Brief – Print the listing that follows, character for character.

Entries supplied –

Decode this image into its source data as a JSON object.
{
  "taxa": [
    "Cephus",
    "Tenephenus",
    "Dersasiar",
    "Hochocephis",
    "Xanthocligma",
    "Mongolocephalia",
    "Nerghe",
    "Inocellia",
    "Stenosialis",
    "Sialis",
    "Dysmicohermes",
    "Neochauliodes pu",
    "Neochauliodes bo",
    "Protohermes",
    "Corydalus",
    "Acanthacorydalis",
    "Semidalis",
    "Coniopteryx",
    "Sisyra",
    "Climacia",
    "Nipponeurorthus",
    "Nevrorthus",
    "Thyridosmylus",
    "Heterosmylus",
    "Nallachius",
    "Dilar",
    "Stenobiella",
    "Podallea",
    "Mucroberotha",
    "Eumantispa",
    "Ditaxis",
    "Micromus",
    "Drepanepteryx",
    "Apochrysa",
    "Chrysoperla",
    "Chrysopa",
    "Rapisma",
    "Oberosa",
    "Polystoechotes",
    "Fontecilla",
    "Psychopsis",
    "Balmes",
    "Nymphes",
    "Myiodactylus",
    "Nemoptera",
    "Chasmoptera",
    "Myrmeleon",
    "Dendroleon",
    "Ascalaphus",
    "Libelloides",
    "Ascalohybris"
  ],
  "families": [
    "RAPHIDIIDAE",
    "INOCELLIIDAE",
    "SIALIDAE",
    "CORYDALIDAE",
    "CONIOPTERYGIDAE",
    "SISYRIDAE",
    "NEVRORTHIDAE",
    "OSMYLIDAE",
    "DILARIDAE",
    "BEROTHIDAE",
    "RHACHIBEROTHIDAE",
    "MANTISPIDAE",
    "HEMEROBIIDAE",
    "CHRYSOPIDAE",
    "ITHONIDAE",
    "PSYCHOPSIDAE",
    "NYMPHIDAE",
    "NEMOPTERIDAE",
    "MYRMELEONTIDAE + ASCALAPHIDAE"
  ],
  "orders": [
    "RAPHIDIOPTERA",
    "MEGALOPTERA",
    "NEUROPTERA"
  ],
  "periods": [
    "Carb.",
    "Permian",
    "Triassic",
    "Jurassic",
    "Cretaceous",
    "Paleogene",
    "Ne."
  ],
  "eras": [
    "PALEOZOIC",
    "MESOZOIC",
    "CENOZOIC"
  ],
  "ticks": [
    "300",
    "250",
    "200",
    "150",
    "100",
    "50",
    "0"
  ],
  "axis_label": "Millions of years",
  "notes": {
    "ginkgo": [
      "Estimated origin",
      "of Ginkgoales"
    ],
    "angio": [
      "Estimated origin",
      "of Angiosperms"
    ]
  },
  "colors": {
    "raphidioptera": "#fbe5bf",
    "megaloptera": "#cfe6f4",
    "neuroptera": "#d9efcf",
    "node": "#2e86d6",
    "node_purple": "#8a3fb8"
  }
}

Answer in full –
Decode this image into its source data as a JSON object.
{
  "taxa": [
    "Cephus",
    "Tenephenus",
    "Dersasiar",
    "Hochocephis",
    "Xanthocligma",
    "Mongolocephalia",
    "Nerghe",
    "Inocellia",
    "Stenosialis",
    "Sialis",
    "Dysmicohermes",
    "Neochauliodes pu",
    "Neochauliodes bo",
    "Protohermes",
    "Corydalus",
    "Acanthacorydalis",
    "Semidalis",
    "Coniopteryx",
    "Sisyra",
    "Climacia",
    "Nipponeurorthus",
    "Nevrorthus",
    "Thyridosmylus",
    "Heterosmylus",
    "Nallachius",
    "Dilar",
    "Stenobiella",
    "Podallea",
    "Mucroberotha",
    "Eumantispa",
    "Ditaxis",
    "Micromus",
    "Drepanepteryx",
    "Apochrysa",
    "Chrysoperla",
    "Chrysopa",
    "Rapisma",
    "Oberosa",
    "Polystoechotes",
    "Fontecilla",
    "Psychopsis",
    "Balmes",
    "Nymphes",
    "Myiodactylus",
    "Nemoptera",
    "Chasmoptera",
    "Myrmeleon",
    "Dendroleon",
    "Ascalaphus",
    "Libelloides",
    "Ascalohybris"
  ],
  "families": [
    "RAPHIDIIDAE",
    "INOCELLIIDAE",
    "SIALIDAE",
    "CORYDALIDAE",
    "CONIOPTERYGIDAE",
    "SISYRIDAE",
    "NEVRORTHIDAE",
    "OSMYLIDAE",
    "DILARIDAE",
    "BEROTHIDAE",
    "RHACHIBEROTHIDAE",
    "MANTISPIDAE",
    "HEMEROBIIDAE",
    "CHRYSOPIDAE",
    "ITHONIDAE",
    "PSYCHOPSIDAE",
    "NYMPHIDAE",
    "NEMOPTERIDAE",
    "MYRMELEONTIDAE + ASCALAPHIDAE"
  ],
  "orders": [
    "RAPHIDIOPTERA",
    "MEGALOPTERA",
    "NEUROPTERA"
  ],
  "periods": [
    "Carb.",
    "Permian",
    "Triassic",
    "Jurassic",
    "Cretaceous",
    "Paleogene",
    "Ne."
  ],
  "eras": [
    "PALEOZOIC",
    "MESOZOIC",
    "CENOZOIC"
  ],
  "ticks": [
    "300",
    "250",
    "200",
    "150",
    "100",
    "50",
    "0"
  ],
  "axis_label": "Millions of years",
  "notes": {
    "ginkgo": [
      "Estimated origin",
      "of Ginkgoales"
    ],
    "angio": [
      "Estimated origin",
      "of Angiosperms"
    ]
  },
  "colors": {
    "raphidioptera": "#fbe5bf",
    "megaloptera": "#cfe6f4",
    "neuroptera": "#d9efcf",
    "node": "#2e86d6",
    "node_purple": "#8a3fb8"
  }
}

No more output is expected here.